▶ **To do**:
[1] In the margarita recipe, rewrite the part between "Verdant and herbaceous, this" and "1/2 cups each)", inclusive, substituting "parsley" for "cilantro".
[2] Reproduce the lines of the data entries between the lines holding "- print-icon[interactable]: [1519, 14, 1537, 32]" and "- back-button[interactable]: [5, 12, 40, 34]", inclusive.

▶ **Text passage**:
SPICY CUCUMBER MARGARITAS



Spicy Cucumber Margaritas image

Verdant and herbaceous, this margarita is slightly more work than the classic, but you can produce it hours in advance. Some cocktail recipes call for preparing simple syrup on the stovetop, then combining with other ingredients, but this one uses a blender to combine the cucumbers, cilantro, sugar, lime zest and juice as a shortcut. Using delicate, thin-skinned Persian cucumbers ensures a vibrant color, and cilantro adds grassy notes. Because the heat levels of jalapeños can fluctuate, allow guests to garnish with sliced jalapeño to taste.

Provided by Alexa Weibel

Categories     cocktails

Time 15m

Yield 6 drinks (1 1/2 cups each)

Number Of Ingredients 8

1 pound Persian cucumbers (about 7 cucumbers), roughly chopped
1/2 cup roughly chopped cilantro leaves and tender stems
1/3 cup granulated sugar
1 1/2 teaspoons finely grated fresh lime zest plus 1/4 cup lime juice (from about 3 limes)

(Data records)
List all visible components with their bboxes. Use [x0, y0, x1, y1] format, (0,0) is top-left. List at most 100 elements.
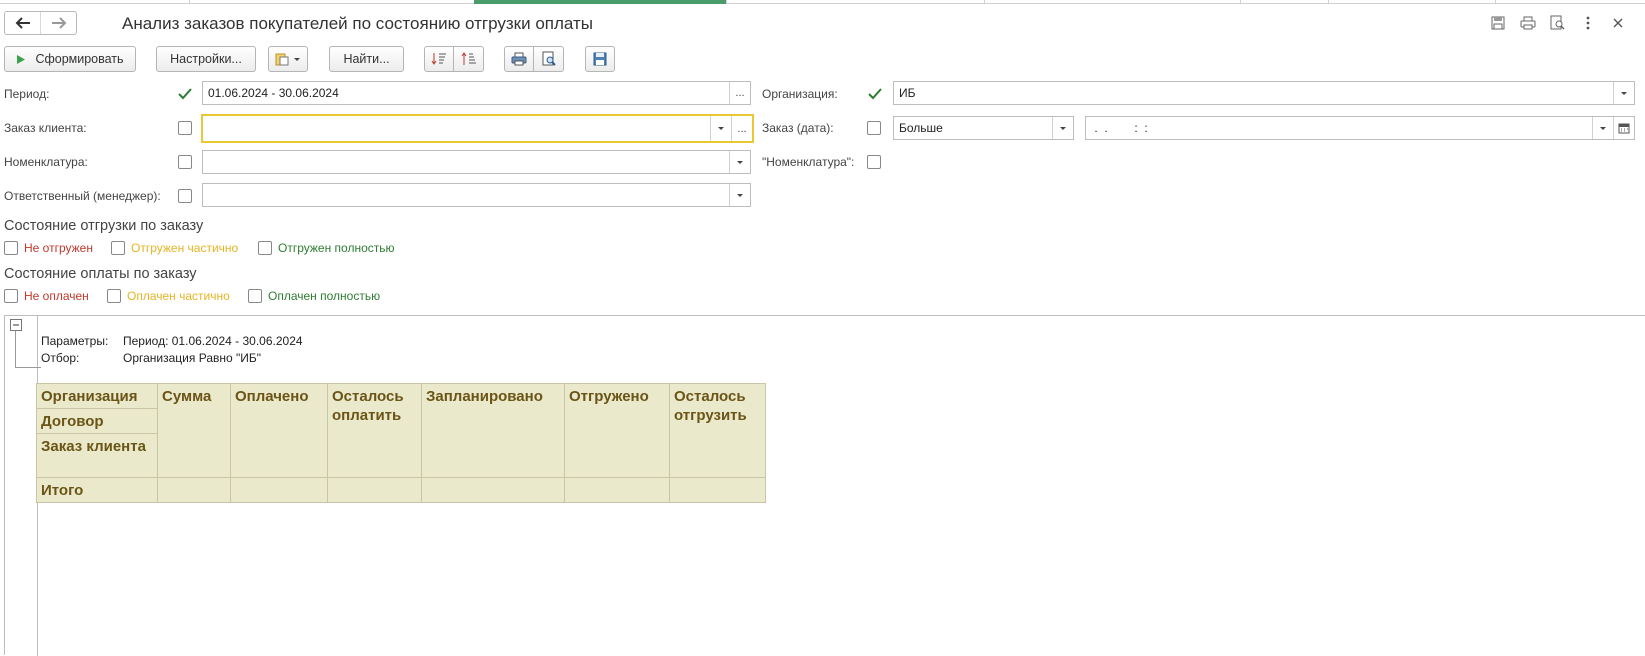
- print-icon[interactable]: [1519, 14, 1537, 32]
- minus-icon: [13, 324, 19, 326]
- payment-option-partial[interactable]: Оплачен частично: [107, 289, 230, 303]
- find-button[interactable]: Найти...: [329, 46, 404, 72]
- calendar-button[interactable]: [1613, 117, 1634, 139]
- header-organization[interactable]: Организация: [36, 383, 158, 409]
- total-remaining-to-pay-cell[interactable]: [327, 477, 422, 503]
- organization-field[interactable]: ИБ: [893, 81, 1635, 105]
- back-button[interactable]: [5, 12, 40, 34]
- comparison-dropdown-button[interactable]: [1052, 117, 1073, 139]
- payment-full-checkbox[interactable]: [248, 289, 262, 303]
- order-date-value-field[interactable]: . . : :: [1085, 116, 1635, 140]
- shipment-option-partial[interactable]: Отгружен частично: [111, 241, 238, 255]
- save-icon[interactable]: [1489, 14, 1507, 32]
- sort-ascending-button[interactable]: [424, 46, 454, 72]
- header-shipped[interactable]: Отгружено: [564, 383, 670, 478]
- shipment-state-title: Состояние отгрузки по заказу: [4, 218, 204, 234]
- nomenclature-field[interactable]: [202, 150, 751, 174]
- report-table[interactable]: Организация Сумма Оплачено Осталось опла…: [36, 383, 766, 503]
- arrow-left-icon: [15, 17, 30, 29]
- shipment-full-label: Отгружен полностью: [278, 241, 395, 255]
- header-remaining-to-ship[interactable]: Осталось отгрузить: [669, 383, 766, 478]
- save-report-button[interactable]: [585, 46, 615, 72]
- close-icon[interactable]: [1609, 14, 1627, 32]
- organization-checkbox[interactable]: [868, 87, 882, 101]
- tab-strip-segment[interactable]: [1329, 0, 1496, 4]
- header-paid[interactable]: Оплачено: [230, 383, 328, 478]
- customer-order-field[interactable]: ...: [201, 114, 754, 143]
- order-date-comparison-field[interactable]: Больше: [893, 116, 1074, 140]
- payment-not-paid-label: Не оплачен: [24, 289, 89, 303]
- organization-value: ИБ: [899, 86, 916, 100]
- sort-ascending-icon: [431, 53, 446, 65]
- period-checkbox[interactable]: [178, 87, 192, 101]
- total-sum-cell[interactable]: [157, 477, 231, 503]
- forward-button[interactable]: [40, 12, 76, 34]
- period-select-button[interactable]: ...: [729, 82, 750, 104]
- payment-option-not-paid[interactable]: Не оплачен: [4, 289, 89, 303]
- total-paid-cell[interactable]: [230, 477, 328, 503]
- total-shipped-cell[interactable]: [564, 477, 670, 503]
- manager-dropdown-button[interactable]: [729, 184, 750, 206]
- collapse-group-button[interactable]: [10, 319, 22, 331]
- variant-menu-button[interactable]: [268, 46, 308, 72]
- tab-strip-segment[interactable]: [985, 0, 1241, 4]
- tab-strip-active-segment[interactable]: [474, 0, 727, 4]
- header-customer-order[interactable]: Заказ клиента: [36, 433, 158, 478]
- header-sum[interactable]: Сумма: [157, 383, 231, 478]
- nomenclature-checkbox[interactable]: [178, 155, 192, 169]
- date-dropdown-button[interactable]: [1592, 117, 1613, 139]
- nomenclature-flag-checkbox[interactable]: [867, 155, 881, 169]
- page-title: Анализ заказов покупателей по состоянию …: [122, 14, 593, 33]
- chevron-down-icon: [1600, 126, 1606, 130]
- header-remaining-to-pay[interactable]: Осталось оплатить: [327, 383, 422, 478]
- print-preview-icon: [542, 51, 556, 66]
- navigation-buttons: [4, 11, 77, 35]
- payment-partial-label: Оплачен частично: [127, 289, 230, 303]
- manager-field[interactable]: [202, 183, 751, 207]
- total-planned-cell[interactable]: [421, 477, 565, 503]
- sort-descending-icon: [461, 52, 476, 65]
- tab-strip-segment[interactable]: [1241, 0, 1329, 4]
- payment-full-label: Оплачен полностью: [268, 289, 381, 303]
- generate-button[interactable]: Сформировать: [4, 46, 136, 72]
- payment-not-paid-checkbox[interactable]: [4, 289, 18, 303]
- group-bracket: [15, 331, 41, 368]
- header-contract[interactable]: Договор: [36, 408, 158, 434]
- tab-strip-segment[interactable]: [727, 0, 985, 4]
- nomenclature-dropdown-button[interactable]: [729, 151, 750, 173]
- preview-icon[interactable]: [1549, 14, 1567, 32]
- shipment-full-checkbox[interactable]: [258, 241, 272, 255]
- arrow-right-icon: [51, 17, 66, 29]
- customer-order-checkbox[interactable]: [178, 121, 192, 135]
- print-preview-button[interactable]: [534, 46, 564, 72]
- shipment-option-full[interactable]: Отгружен полностью: [258, 241, 395, 255]
- print-button[interactable]: [504, 46, 534, 72]
- generate-label: Сформировать: [35, 52, 124, 66]
- shipment-not-shipped-label: Не отгружен: [24, 241, 93, 255]
- period-field[interactable]: 01.06.2024 - 30.06.2024 ...: [202, 81, 751, 105]
- tab-strip: [0, 0, 1645, 4]
- shipment-not-shipped-checkbox[interactable]: [4, 241, 18, 255]
- payment-option-full[interactable]: Оплачен полностью: [248, 289, 380, 303]
- manager-label: Ответственный (менеджер):: [4, 189, 161, 203]
- more-icon[interactable]: [1579, 14, 1597, 32]
- settings-label: Настройки...: [170, 52, 242, 66]
- total-remaining-to-ship-cell[interactable]: [669, 477, 766, 503]
- tab-strip-segment[interactable]: [0, 0, 190, 4]
- shipment-partial-checkbox[interactable]: [111, 241, 125, 255]
- order-date-checkbox[interactable]: [867, 121, 881, 135]
- total-label[interactable]: Итого: [36, 477, 158, 503]
- customer-order-select-button[interactable]: ...: [731, 116, 752, 141]
- header-planned[interactable]: Запланировано: [421, 383, 565, 478]
- shipment-option-not-shipped[interactable]: Не отгружен: [4, 241, 93, 255]
- chevron-down-icon: [1621, 91, 1627, 95]
- sort-descending-button[interactable]: [454, 46, 484, 72]
- manager-checkbox[interactable]: [178, 189, 192, 203]
- order-date-value: . . : :: [1091, 121, 1148, 135]
- customer-order-dropdown-button[interactable]: [710, 116, 731, 141]
- settings-button[interactable]: Настройки...: [156, 46, 256, 72]
- organization-dropdown-button[interactable]: [1613, 82, 1634, 104]
- report-gutter: [5, 316, 41, 656]
- chevron-down-icon: [1060, 126, 1066, 130]
- payment-partial-checkbox[interactable]: [107, 289, 121, 303]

▶ **Answers**:
[1]
Verdant and herbaceous, this margarita is slightly more work than the classic, but you can produce it hours in advance. Some cocktail recipes call for preparing simple syrup on the stovetop, then combining with other ingredients, but this one uses a blender to combine the cucumbers, parsley, sugar, lime zest and juice as a shortcut. Using delicate, thin-skinned Persian cucumbers ensures a vibrant color, and parsley adds grassy notes. Because the heat levels of jalapeños can fluctuate, allow guests to garnish with sliced jalapeño to taste.

Provided by Alexa Weibel

Categories     cocktails

Time 15m

Yield 6 drinks (1 1/2 cups each)

[2]
- print-icon[interactable]: [1519, 14, 1537, 32]
- minus-icon: [13, 324, 19, 326]
- payment-option-partial[interactable]: Оплачен частично: [107, 289, 230, 303]
- find-button[interactable]: Найти...: [329, 46, 404, 72]
- calendar-button[interactable]: [1613, 117, 1634, 139]
- header-organization[interactable]: Организация: [36, 383, 158, 409]
- total-remaining-to-pay-cell[interactable]: [327, 477, 422, 503]
- organization-field[interactable]: ИБ: [893, 81, 1635, 105]
- back-button[interactable]: [5, 12, 40, 34]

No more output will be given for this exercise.